Only lines holding the word "true" should be copied from the material.
● ● ●
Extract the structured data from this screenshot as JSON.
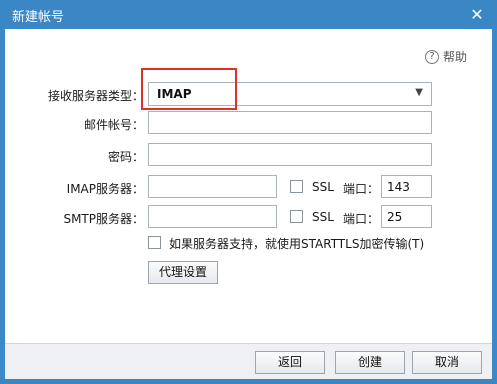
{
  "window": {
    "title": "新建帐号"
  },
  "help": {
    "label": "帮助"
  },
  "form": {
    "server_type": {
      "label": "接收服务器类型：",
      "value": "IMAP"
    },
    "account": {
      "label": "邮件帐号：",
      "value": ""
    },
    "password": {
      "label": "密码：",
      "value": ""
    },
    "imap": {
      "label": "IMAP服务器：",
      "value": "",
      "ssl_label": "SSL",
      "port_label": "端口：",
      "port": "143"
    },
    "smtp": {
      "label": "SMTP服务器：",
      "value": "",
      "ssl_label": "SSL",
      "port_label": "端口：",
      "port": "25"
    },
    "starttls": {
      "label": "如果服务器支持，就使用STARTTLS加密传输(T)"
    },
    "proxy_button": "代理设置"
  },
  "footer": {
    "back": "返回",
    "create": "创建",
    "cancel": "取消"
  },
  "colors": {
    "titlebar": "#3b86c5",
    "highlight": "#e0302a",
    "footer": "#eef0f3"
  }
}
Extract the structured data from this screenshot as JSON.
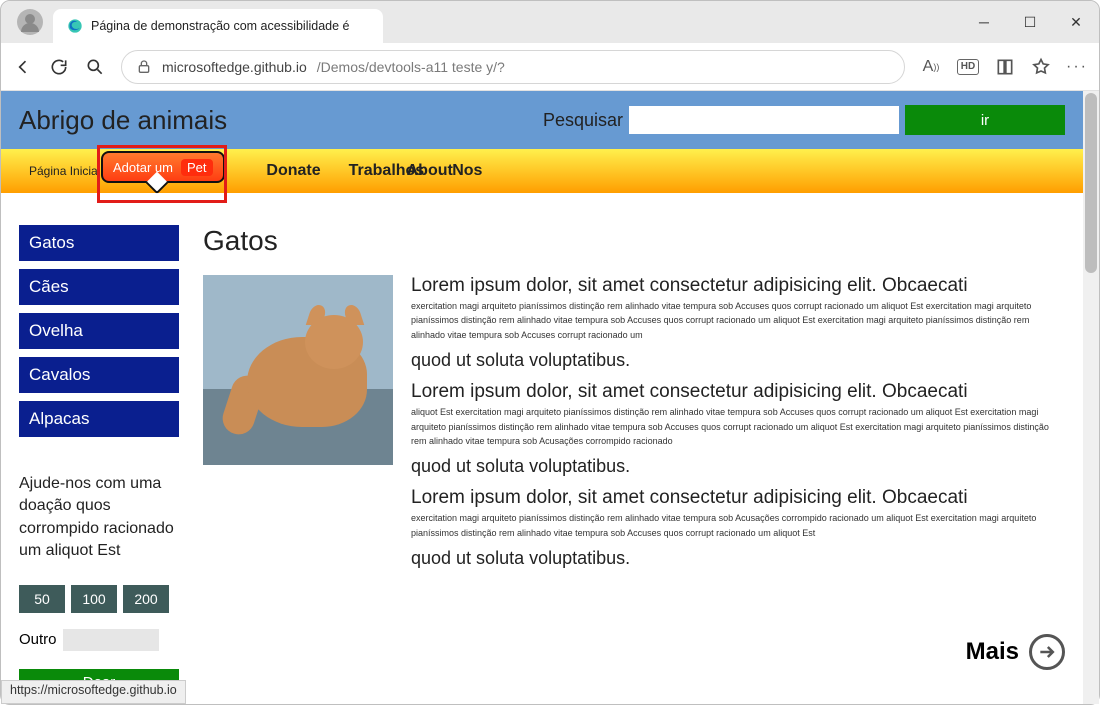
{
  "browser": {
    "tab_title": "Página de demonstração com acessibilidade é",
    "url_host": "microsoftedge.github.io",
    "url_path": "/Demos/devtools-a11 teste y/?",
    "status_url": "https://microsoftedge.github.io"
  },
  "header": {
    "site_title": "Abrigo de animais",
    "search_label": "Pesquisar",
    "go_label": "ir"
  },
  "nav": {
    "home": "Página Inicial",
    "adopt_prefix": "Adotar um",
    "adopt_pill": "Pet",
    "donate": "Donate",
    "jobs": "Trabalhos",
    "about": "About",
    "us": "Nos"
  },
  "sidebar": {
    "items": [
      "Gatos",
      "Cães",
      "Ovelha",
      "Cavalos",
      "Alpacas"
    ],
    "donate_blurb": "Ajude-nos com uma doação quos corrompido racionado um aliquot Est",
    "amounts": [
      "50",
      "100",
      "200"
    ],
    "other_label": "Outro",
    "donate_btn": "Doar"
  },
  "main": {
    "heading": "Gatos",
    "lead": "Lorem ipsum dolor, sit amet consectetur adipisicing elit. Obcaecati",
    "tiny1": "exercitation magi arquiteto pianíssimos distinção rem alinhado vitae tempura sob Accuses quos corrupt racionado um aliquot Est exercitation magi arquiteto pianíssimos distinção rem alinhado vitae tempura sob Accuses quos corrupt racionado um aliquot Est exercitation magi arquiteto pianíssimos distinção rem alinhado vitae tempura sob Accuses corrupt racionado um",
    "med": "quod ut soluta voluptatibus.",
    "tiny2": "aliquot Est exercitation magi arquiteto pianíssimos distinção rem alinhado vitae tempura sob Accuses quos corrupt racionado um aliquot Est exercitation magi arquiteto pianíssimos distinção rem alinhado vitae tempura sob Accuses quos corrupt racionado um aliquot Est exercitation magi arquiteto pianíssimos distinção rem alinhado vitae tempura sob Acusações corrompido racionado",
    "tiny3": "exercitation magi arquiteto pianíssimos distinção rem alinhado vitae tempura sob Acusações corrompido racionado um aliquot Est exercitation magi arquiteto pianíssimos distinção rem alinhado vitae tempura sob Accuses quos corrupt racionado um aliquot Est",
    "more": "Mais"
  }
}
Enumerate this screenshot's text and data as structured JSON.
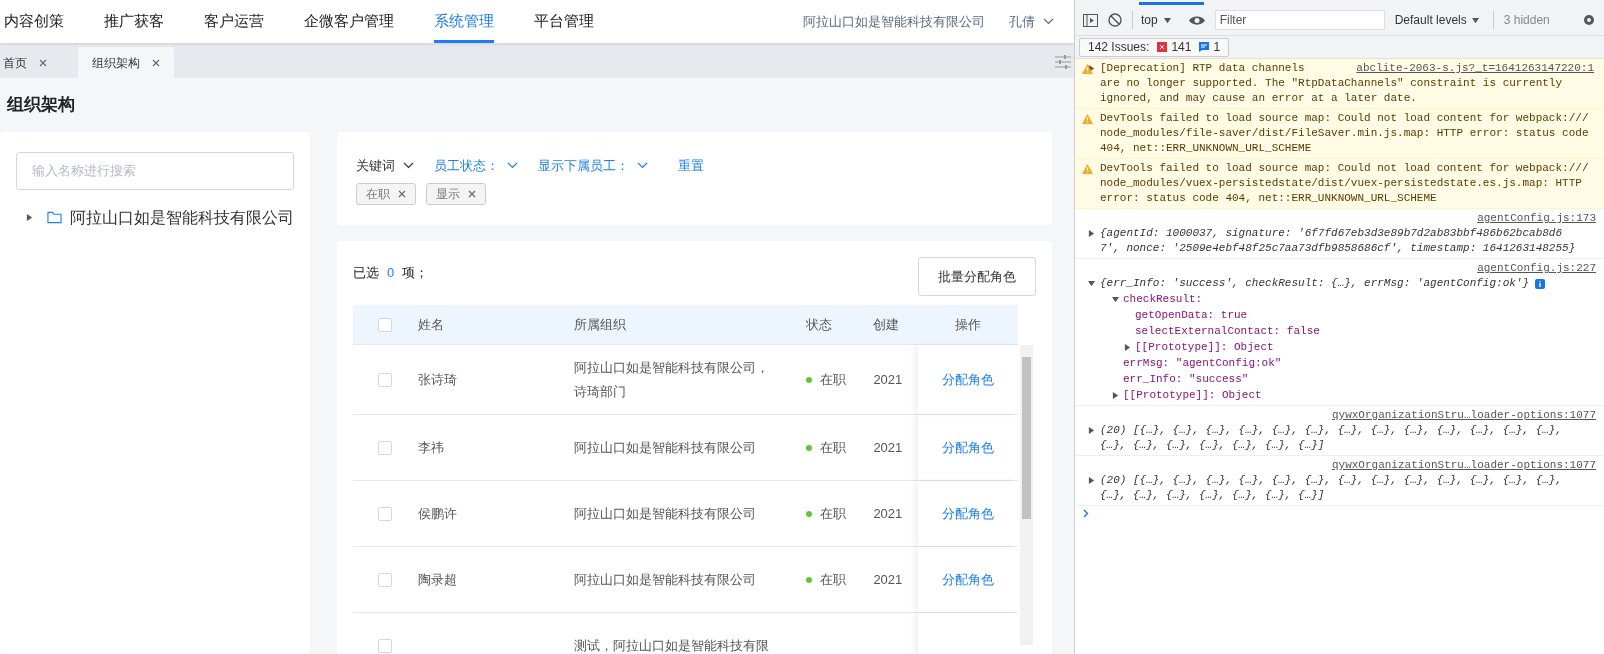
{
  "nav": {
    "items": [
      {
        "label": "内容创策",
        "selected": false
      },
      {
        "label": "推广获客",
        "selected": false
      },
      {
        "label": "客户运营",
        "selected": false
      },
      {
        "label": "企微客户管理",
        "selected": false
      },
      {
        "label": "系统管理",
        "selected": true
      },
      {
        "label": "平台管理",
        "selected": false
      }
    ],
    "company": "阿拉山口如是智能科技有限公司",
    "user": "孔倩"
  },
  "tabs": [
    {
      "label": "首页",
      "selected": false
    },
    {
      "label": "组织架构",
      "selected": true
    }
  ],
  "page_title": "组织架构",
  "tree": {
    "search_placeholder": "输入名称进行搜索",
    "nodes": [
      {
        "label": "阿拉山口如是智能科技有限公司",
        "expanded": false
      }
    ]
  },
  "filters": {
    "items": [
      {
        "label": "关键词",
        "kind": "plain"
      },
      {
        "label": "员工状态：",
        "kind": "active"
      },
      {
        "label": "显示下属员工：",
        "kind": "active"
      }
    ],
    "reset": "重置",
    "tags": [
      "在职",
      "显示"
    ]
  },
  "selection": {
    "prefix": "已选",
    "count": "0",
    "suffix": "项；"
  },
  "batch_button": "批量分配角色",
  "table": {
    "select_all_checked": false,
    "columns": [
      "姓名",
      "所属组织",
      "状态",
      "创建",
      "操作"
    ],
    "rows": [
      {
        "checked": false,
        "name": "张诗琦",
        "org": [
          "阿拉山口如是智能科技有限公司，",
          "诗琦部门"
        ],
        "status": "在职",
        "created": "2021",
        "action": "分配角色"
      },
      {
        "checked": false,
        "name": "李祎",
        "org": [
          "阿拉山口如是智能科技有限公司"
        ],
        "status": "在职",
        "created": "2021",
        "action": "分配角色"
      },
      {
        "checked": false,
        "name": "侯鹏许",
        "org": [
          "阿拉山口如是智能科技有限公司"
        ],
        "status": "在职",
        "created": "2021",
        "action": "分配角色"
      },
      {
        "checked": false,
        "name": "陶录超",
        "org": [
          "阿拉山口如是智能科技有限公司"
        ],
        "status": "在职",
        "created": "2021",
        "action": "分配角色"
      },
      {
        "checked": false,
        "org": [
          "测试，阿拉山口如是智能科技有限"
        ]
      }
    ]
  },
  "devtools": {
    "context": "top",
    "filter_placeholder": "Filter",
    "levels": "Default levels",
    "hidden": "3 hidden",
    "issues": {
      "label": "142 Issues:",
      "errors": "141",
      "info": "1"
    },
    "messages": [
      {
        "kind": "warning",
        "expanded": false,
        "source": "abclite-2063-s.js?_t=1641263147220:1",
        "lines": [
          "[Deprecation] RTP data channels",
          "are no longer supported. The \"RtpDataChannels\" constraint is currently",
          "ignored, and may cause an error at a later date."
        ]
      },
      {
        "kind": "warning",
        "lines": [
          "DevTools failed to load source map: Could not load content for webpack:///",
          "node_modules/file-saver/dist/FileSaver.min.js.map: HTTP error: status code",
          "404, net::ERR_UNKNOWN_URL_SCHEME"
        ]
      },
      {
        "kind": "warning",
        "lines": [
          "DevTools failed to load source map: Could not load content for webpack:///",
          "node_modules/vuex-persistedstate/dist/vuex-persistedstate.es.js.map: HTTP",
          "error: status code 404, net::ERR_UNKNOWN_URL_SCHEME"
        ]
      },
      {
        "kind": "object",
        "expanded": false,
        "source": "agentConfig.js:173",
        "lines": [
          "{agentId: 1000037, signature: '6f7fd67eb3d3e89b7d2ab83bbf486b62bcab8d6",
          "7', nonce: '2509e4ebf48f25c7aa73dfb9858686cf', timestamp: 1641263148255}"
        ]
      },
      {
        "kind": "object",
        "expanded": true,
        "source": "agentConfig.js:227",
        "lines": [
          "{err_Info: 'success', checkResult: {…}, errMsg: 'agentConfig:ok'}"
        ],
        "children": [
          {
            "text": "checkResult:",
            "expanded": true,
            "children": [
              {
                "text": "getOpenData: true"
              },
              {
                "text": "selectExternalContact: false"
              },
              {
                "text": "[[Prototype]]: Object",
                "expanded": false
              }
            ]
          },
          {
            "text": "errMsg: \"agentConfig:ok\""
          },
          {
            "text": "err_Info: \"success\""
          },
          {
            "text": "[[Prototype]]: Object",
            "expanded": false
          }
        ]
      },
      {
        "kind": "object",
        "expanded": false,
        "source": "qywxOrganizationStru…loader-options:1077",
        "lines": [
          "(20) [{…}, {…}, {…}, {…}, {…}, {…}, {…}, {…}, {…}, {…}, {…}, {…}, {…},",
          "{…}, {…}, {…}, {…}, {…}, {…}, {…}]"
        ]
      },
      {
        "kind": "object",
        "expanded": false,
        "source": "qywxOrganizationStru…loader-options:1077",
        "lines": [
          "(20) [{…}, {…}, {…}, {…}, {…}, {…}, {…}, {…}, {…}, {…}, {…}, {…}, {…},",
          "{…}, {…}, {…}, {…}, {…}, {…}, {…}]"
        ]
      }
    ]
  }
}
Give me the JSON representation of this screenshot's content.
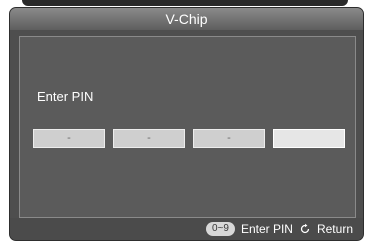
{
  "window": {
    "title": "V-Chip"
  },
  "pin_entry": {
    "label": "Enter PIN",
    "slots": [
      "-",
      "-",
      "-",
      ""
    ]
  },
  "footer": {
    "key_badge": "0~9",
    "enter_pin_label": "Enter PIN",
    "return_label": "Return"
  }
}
● ● ●
THE RESULT -
        "selected": true
      "selected": true
        "expanded": true,
            "expanded": true,
                "text": "getOpenData: true"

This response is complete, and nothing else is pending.